CONSIGNE 1
Relevez tous les sigles présents dans l'extrait et donnez pour chacun sa forme développée.
CONSIGNE 2
D'après l'extrait, de quelle expérience la RCB s'est-elle largement inspirée ?
CONSIGNE 3
Reformulez sous forme de liste le paragraphe de l'extrait qui commence par « Pourtant, même si la RCB échoua » en conservant ses faits principaux.

EXTRAIT CHOISI
━━━
2.1 – L’économie : évaluer pour mieux décider

15Le positionnement de l’économie vis-à-vis de l’évaluation démontre un continuum de pratiques qui vont du calcul économique public aux travaux plus récents de chercheurs qui se réclament de l’économie publique. Les relations paraissent avoir été nouées en ligne directe même si l’enseigne « évaluation des politiques publiques » est minorée par les économistes au profit d’appellations qui font surtout référence à l’aide à la décision publique [Greffe, 1997].

2.1.1 – Le calcul économique public et la Rationalisation des choix budgétaires (RCB)

16Historiquement la quantification des impacts des décisions publiques et des activités économiques est au cœur du travail de la théorie économique et des tenants de l’économie publique. Dès l’origine, les ingénieurs économistes de l’École des Ponts et Chaussées ont été présents pour construire un corpus instrumental du calcul économique public. Ainsi, dans la filiation de J. Dupuit, le calcul économique public peut être défini comme l’ensemble des méthodes permettant d’évaluer l’opportunité collective d’un projet public en mesurant les avantages et les coûts. Dans ce prolongement, si on s’attache à une histoire récente, des théoriciens de l’économie du bien-être tels que M. Allais ou des ingénieurs français sous l’impulsion de M. Boiteux ont construit les méthodes de l’analyse coûts avantages (ACA). Fort de l’élaboration de cette boîte à outils, le calcul économique continua de se développer avec l’introduction de la RCB dans les services de l’État (comme nous l’avons montré dans la section précédente). L’épisode de la RCB, largement inspirée et nourrie de l’expérience américaine du PPBS américain (Program Planning Budgeting System) fera pourtant très rapidement l’objet de querelles [Perret, 2001].

17Pourtant, même si la RCB échoua dans son entreprise, elle permit d’introduire une certaine forme d’évaluation au sein de l’État et contribua à une première collaboration systématique entre les tenants du calcul économique public et les acteurs décisionnels centraux [12]. Des connexions sont alors créées et vont connaître un regain d’intérêt dans les années 1990 au sein du Commissariat général au Plan (CGP) qui considère le calcul économique comme ce qu’il y a de mieux [Boiteux, 1994, p. 113]. Des commissions de travail et des collaborations plus stables sont alors mises en place en son sein et vont participer à l’ancrage cognitif et normatif de l’évaluation dans les institutions administratives.
━━━
(Données enregistrées)

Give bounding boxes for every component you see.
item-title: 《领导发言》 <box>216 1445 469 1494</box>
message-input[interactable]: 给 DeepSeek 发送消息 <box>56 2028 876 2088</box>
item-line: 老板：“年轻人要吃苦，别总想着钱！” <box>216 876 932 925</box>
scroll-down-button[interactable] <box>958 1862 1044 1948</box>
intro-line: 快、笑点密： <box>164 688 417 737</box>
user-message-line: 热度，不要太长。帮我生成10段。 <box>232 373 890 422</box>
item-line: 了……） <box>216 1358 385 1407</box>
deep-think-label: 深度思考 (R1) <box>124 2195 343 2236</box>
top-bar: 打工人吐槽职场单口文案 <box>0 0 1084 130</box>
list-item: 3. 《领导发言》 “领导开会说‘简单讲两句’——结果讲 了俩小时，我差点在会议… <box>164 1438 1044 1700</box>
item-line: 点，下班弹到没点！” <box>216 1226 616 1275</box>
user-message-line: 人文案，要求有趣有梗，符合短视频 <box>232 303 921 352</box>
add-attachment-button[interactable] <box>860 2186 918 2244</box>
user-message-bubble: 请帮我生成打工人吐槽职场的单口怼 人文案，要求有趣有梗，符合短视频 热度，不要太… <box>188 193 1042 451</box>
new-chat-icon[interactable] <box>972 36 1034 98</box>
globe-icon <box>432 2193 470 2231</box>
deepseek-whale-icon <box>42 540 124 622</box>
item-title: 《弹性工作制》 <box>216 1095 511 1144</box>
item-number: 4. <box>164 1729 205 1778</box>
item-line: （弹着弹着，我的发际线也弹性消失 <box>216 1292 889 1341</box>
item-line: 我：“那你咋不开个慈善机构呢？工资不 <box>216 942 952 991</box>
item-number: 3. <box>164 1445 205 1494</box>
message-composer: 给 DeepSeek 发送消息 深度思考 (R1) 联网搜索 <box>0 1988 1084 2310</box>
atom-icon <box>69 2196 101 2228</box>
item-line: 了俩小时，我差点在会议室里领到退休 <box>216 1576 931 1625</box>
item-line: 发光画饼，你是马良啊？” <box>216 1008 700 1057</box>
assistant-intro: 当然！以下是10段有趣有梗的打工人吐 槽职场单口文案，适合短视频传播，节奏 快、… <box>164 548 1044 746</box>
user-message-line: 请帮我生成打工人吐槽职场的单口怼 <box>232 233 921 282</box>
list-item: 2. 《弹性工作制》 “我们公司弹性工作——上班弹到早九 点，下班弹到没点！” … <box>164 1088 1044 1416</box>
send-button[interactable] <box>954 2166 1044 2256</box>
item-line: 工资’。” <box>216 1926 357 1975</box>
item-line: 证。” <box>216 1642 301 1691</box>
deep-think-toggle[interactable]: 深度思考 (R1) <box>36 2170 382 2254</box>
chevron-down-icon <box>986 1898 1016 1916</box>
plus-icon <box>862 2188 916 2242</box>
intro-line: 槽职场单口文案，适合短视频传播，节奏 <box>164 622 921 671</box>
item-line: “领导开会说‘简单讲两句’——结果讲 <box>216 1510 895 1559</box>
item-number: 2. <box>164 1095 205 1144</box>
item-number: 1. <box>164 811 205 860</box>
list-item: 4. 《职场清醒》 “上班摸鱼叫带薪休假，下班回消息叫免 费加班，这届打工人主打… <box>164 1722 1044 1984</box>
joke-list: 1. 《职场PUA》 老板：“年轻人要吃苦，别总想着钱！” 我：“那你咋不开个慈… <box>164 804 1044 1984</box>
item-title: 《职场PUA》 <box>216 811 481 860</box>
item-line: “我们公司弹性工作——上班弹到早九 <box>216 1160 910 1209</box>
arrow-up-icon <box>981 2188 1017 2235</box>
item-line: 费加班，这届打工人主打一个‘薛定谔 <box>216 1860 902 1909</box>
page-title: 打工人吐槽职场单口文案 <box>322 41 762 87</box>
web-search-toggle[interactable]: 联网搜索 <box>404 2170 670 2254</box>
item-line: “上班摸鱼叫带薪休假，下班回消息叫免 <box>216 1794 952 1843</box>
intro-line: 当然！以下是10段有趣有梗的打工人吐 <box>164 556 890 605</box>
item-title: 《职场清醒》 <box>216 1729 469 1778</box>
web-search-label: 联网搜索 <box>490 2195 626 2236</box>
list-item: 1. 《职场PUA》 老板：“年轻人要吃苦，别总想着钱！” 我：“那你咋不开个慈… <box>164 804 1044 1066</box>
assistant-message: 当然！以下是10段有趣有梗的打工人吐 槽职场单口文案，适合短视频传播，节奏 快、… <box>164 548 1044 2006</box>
━━━
RÉSULTAT DE L'EXERCICE 1
- RCB : Rationalisation des choix budgétaires
- ACA : analyse coûts avantages
- PPBS : Program Planning Budgeting System
- CGP : Commissariat général au Plan

RÉSULTAT DE L'EXERCICE 2
De l'expérience américaine du PPBS (Program Planning Budgeting System).

RÉSULTAT DE L'EXERCICE 3
- Malgré son échec, la RCB a introduit une certaine forme d'évaluation au sein de l'État.
- Elle a permis une première collaboration systématique entre les tenants du calcul économique public et les acteurs décisionnels centraux.
- Ces connexions connaissent un regain d'intérêt dans les années 1990 au sein du Commissariat général au Plan, qui considère le calcul économique comme ce qu'il y a de mieux.
- Des commissions de travail et des collaborations plus stables y sont mises en place et participent à l'ancrage cognitif et normatif de l'évaluation dans les institutions administratives.